**REQUIRED TASK**
Each line that holds the word "Primaria" counts once. Give the total number of such lines and nothing else.

— Begin DATASET ENTRIES —

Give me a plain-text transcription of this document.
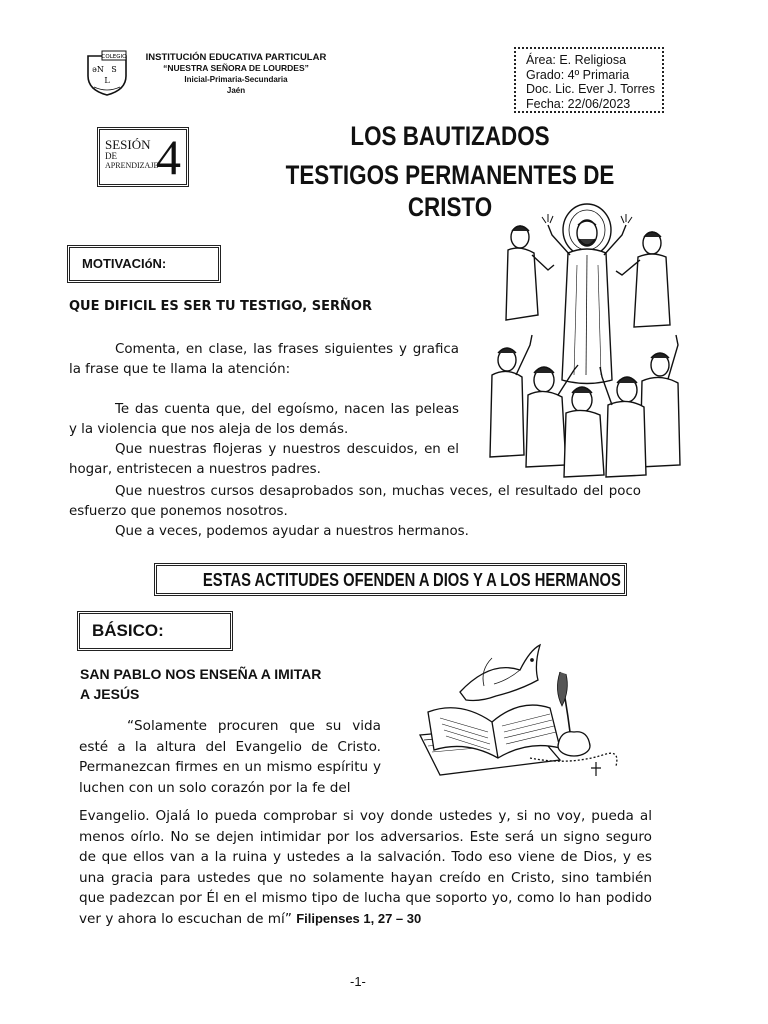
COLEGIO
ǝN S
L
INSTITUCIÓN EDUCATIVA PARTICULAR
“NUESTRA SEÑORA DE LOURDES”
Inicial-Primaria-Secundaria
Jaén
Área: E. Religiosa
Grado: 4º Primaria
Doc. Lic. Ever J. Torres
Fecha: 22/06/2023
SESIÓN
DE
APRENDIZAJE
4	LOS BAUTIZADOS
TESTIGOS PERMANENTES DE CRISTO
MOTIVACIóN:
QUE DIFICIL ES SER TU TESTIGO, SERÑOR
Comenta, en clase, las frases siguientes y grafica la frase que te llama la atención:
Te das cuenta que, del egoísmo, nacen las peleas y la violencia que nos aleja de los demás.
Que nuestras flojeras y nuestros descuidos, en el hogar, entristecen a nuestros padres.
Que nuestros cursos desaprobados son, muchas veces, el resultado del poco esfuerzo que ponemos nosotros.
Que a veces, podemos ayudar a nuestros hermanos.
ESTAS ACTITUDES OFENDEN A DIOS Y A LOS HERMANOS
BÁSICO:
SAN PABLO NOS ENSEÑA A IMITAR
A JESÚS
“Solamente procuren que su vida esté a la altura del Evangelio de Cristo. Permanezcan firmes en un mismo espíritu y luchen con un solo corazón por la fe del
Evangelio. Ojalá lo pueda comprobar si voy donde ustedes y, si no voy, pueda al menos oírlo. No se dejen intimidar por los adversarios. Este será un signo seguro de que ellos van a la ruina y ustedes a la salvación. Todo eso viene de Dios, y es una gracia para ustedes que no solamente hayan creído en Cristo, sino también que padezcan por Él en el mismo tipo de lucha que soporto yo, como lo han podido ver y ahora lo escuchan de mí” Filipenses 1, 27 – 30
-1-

— End DATASET ENTRIES —

**FINAL RESULT**
2